**Problem**.
Copy each line that holds "районах".
— START Task input —
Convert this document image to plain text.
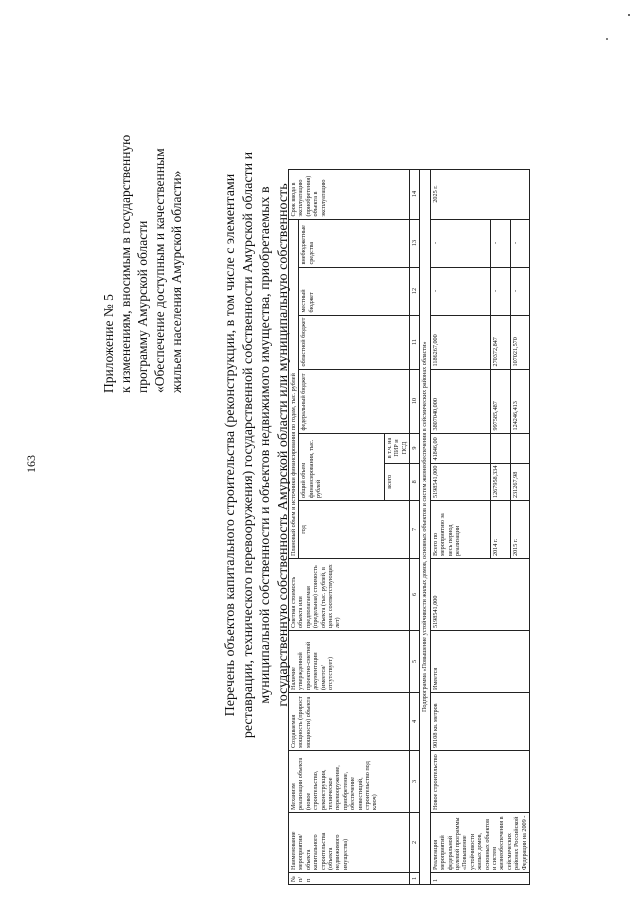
163
Приложение № 5 к изменениям, вносимым в государственную программу Амурской области «Обеспечение доступным и качественным жильем населения Амурской области»	Перечень объектов капитального строительства (реконструкции, в том числе с элементами реставрации, технического перевооружения) государственной собственности Амурской области и муниципальной собственности и объектов недвижимого имущества, приобретаемых в государственную собственность Амурской области или муниципальную собственность
№ п/п	Наименование мероприятия/объекта капитального строительства (объекта недвижимого имущества)	Механизм реализации объекта (новое строительство, реконструкция, техническое перевооружение, приобретение, обеспечение инвестиций, строительство под ключ)	Создаваемая мощность (прирост мощности) объекта	Наличие утвержденной проектно-сметной документации (имеется/отсутствует)	Сметная стоимость объекта или предполагаемая (предельная) стоимость объекта (тыс. рублей, в ценах соответствующих лет)	Плановый объем и источники финансирования по годам, тыс. рублей							Срок ввода в эксплуатацию (приобретения) объекта в эксплуатацию
						год	общий объем финансирования, тыс. рублей		федеральный бюджет	областной бюджет	местный бюджет	внебюджетные средства	
							всего	в т.ч. на ПИР и ПСД					
1	2	3	4	5	6	7	8	9	10	11	12	13	14
Подпрограмма «Повышение устойчивости жилых домов, основных объектов и систем жизнеобеспечения в сейсмических районах области»													
1	Реализация мероприятий федеральной целевой программы «Повышение устойчивости жилых домов, основных объектов и систем жизнеобеспечения в сейсмических районах Российской Федерации на 2009 -	Новое строительство	90108 кв. метров	Имеется	5198541,000	Всего по мероприятию за весь период реализации	5198541,000	41846,00	3807040,000	1186267,000	-	-	2025 г.
						2014 г.	1267958,334		997585,487	270372,847	-	-	
						2015 г.	231267,98		124246,413	107021,570	-	-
— END Task input —
**Solution to the problem**.
Подпрограмма «Повышение устойчивости жилых домов, основных объектов и систем жизнеобеспечения в сейсмических районах области»													
1	Реализация мероприятий федеральной целевой программы «Повышение устойчивости жилых домов, основных объектов и систем жизнеобеспечения в сейсмических районах Российской Федерации на 2009 -	Новое строительство	90108 кв. метров	Имеется	5198541,000	Всего по мероприятию за весь период реализации	5198541,000	41846,00	3807040,000	1186267,000	-	-	2025 г.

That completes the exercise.